## Exercise brief
Output the material below unchanged, apart from leaving out the pictures.

## The records
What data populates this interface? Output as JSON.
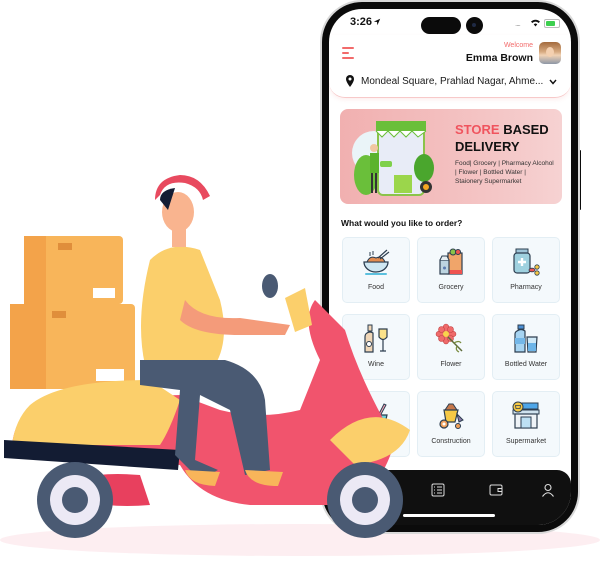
{
  "status_bar": {
    "time": "3:26",
    "location_arrow": "location-arrow-icon",
    "wifi": "wifi-icon",
    "battery": "battery-charging-icon"
  },
  "header": {
    "menu_icon": "hamburger-menu-icon",
    "welcome_label": "Welcome",
    "user_name": "Emma Brown",
    "location_icon": "map-pin-icon",
    "location": "Mondeal Square, Prahlad Nagar, Ahme...",
    "location_dropdown_icon": "chevron-down-icon"
  },
  "banner": {
    "title_highlight": "STORE",
    "title_rest": "BASED",
    "title_line2": "DELIVERY",
    "subtitle": "Food| Grocery | Pharmacy Alcohol | Flower | Bottled Water | Staionery Supermarket",
    "highlight_color": "#f0545e"
  },
  "order_section": {
    "question": "What would you like to order?",
    "categories": [
      {
        "label": "Food",
        "icon": "food-bowl-icon"
      },
      {
        "label": "Grocery",
        "icon": "grocery-bag-icon"
      },
      {
        "label": "Pharmacy",
        "icon": "medicine-icon"
      },
      {
        "label": "Wine",
        "icon": "wine-bottle-icon"
      },
      {
        "label": "Flower",
        "icon": "flower-icon"
      },
      {
        "label": "Bottled Water",
        "icon": "water-bottle-icon"
      },
      {
        "label": "",
        "icon": "stationery-basket-icon"
      },
      {
        "label": "Construction",
        "icon": "construction-cart-icon"
      },
      {
        "label": "Supermarket",
        "icon": "supermarket-store-icon"
      }
    ]
  },
  "bottom_nav": {
    "items": [
      {
        "icon": "orders-list-icon"
      },
      {
        "icon": "wallet-icon"
      },
      {
        "icon": "profile-icon"
      }
    ]
  },
  "illustration": {
    "subject": "delivery rider on scooter with parcel boxes",
    "colors": {
      "scooter": "#f1546d",
      "shirt": "#fbcf6b",
      "cap": "#e84a5f",
      "boxes": "#f8b55a",
      "pants": "#4a5a73"
    }
  }
}
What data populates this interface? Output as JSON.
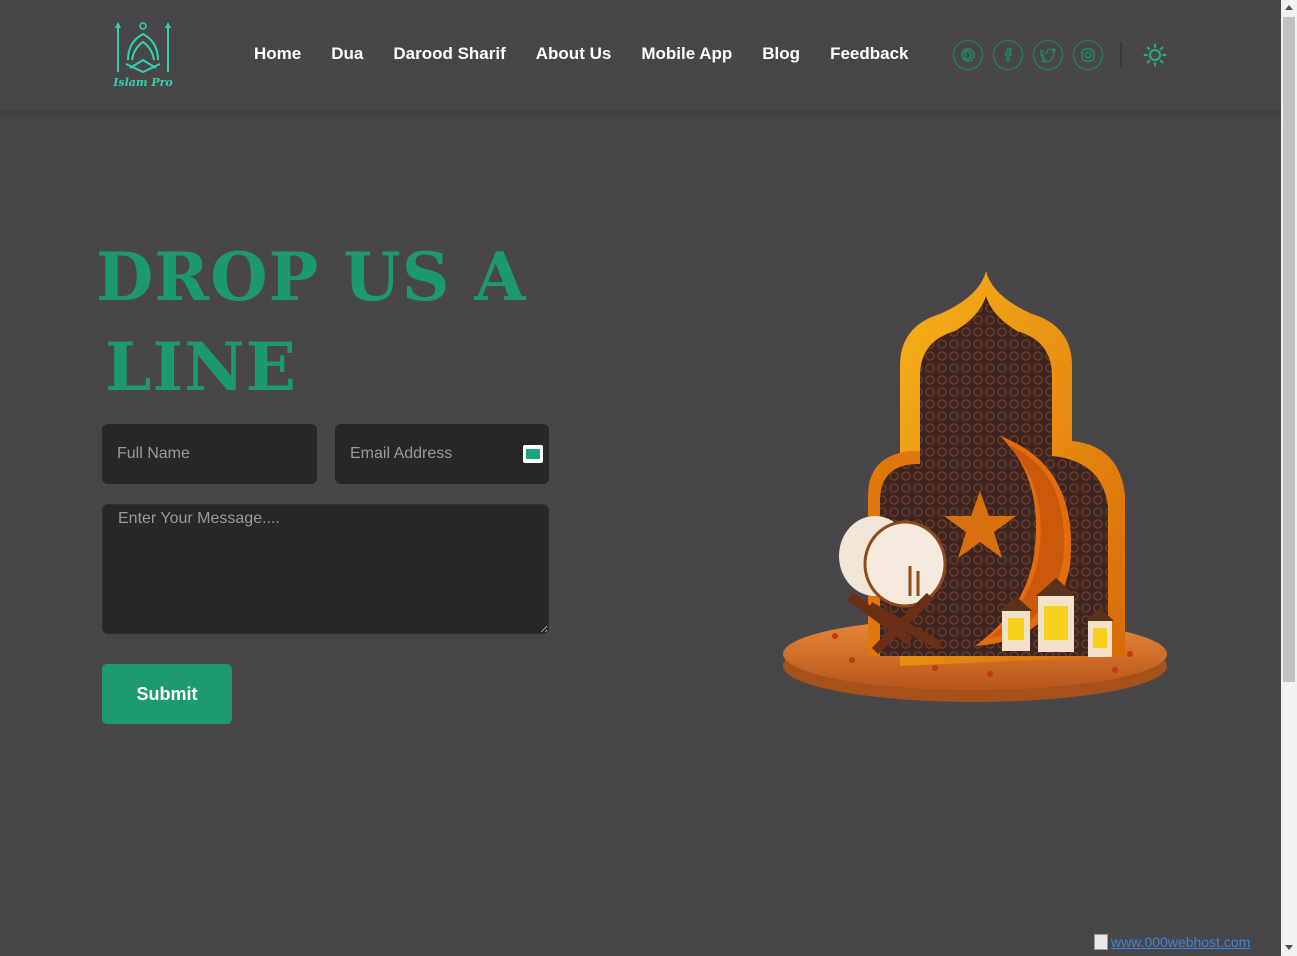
{
  "header": {
    "logo_text": "Islam Pro",
    "nav": [
      "Home",
      "Dua",
      "Darood Sharif",
      "About Us",
      "Mobile App",
      "Blog",
      "Feedback"
    ],
    "socials": [
      "dribbble-icon",
      "facebook-icon",
      "twitter-icon",
      "instagram-icon"
    ],
    "theme_toggle_icon": "sun-icon"
  },
  "main": {
    "heading_line1": "DROP US A",
    "heading_line2": "LINE",
    "full_name_placeholder": "Full Name",
    "email_placeholder": "Email Address",
    "message_placeholder": "Enter Your Message....",
    "submit_label": "Submit"
  },
  "footer": {
    "hosting_link": "www.000webhost.com"
  },
  "colors": {
    "background": "#484648",
    "accent": "#1e9a6f",
    "input_bg": "#272727"
  }
}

## Correct answer
What data populates this interface? Output as JSON.
{
  "status_bar": {
    "time": "3:26",
    "location_arrow": "location-arrow-icon",
    "wifi": "wifi-icon",
    "battery": "battery-charging-icon"
  },
  "header": {
    "menu_icon": "hamburger-menu-icon",
    "welcome_label": "Welcome",
    "user_name": "Emma Brown",
    "location_icon": "map-pin-icon",
    "location": "Mondeal Square, Prahlad Nagar, Ahme...",
    "location_dropdown_icon": "chevron-down-icon"
  },
  "banner": {
    "title_highlight": "STORE",
    "title_rest": "BASED",
    "title_line2": "DELIVERY",
    "subtitle": "Food| Grocery | Pharmacy Alcohol | Flower | Bottled Water | Staionery Supermarket",
    "highlight_color": "#f0545e"
  },
  "order_section": {
    "question": "What would you like to order?",
    "categories": [
      {
        "label": "Food",
        "icon": "food-bowl-icon"
      },
      {
        "label": "Grocery",
        "icon": "grocery-bag-icon"
      },
      {
        "label": "Pharmacy",
        "icon": "medicine-icon"
      },
      {
        "label": "Wine",
        "icon": "wine-bottle-icon"
      },
      {
        "label": "Flower",
        "icon": "flower-icon"
      },
      {
        "label": "Bottled Water",
        "icon": "water-bottle-icon"
      },
      {
        "label": "",
        "icon": "stationery-basket-icon"
      },
      {
        "label": "Construction",
        "icon": "construction-cart-icon"
      },
      {
        "label": "Supermarket",
        "icon": "supermarket-store-icon"
      }
    ]
  },
  "bottom_nav": {
    "items": [
      {
        "icon": "orders-list-icon"
      },
      {
        "icon": "wallet-icon"
      },
      {
        "icon": "profile-icon"
      }
    ]
  },
  "illustration": {
    "subject": "delivery rider on scooter with parcel boxes",
    "colors": {
      "scooter": "#f1546d",
      "shirt": "#fbcf6b",
      "cap": "#e84a5f",
      "boxes": "#f8b55a",
      "pants": "#4a5a73"
    }
  }
}
What data populates this interface? Output as JSON.
{
  "header": {
    "logo_text": "Islam Pro",
    "nav": [
      "Home",
      "Dua",
      "Darood Sharif",
      "About Us",
      "Mobile App",
      "Blog",
      "Feedback"
    ],
    "socials": [
      "dribbble-icon",
      "facebook-icon",
      "twitter-icon",
      "instagram-icon"
    ],
    "theme_toggle_icon": "sun-icon"
  },
  "main": {
    "heading_line1": "DROP US A",
    "heading_line2": "LINE",
    "full_name_placeholder": "Full Name",
    "email_placeholder": "Email Address",
    "message_placeholder": "Enter Your Message....",
    "submit_label": "Submit"
  },
  "footer": {
    "hosting_link": "www.000webhost.com"
  },
  "colors": {
    "background": "#484648",
    "accent": "#1e9a6f",
    "input_bg": "#272727"
  }
}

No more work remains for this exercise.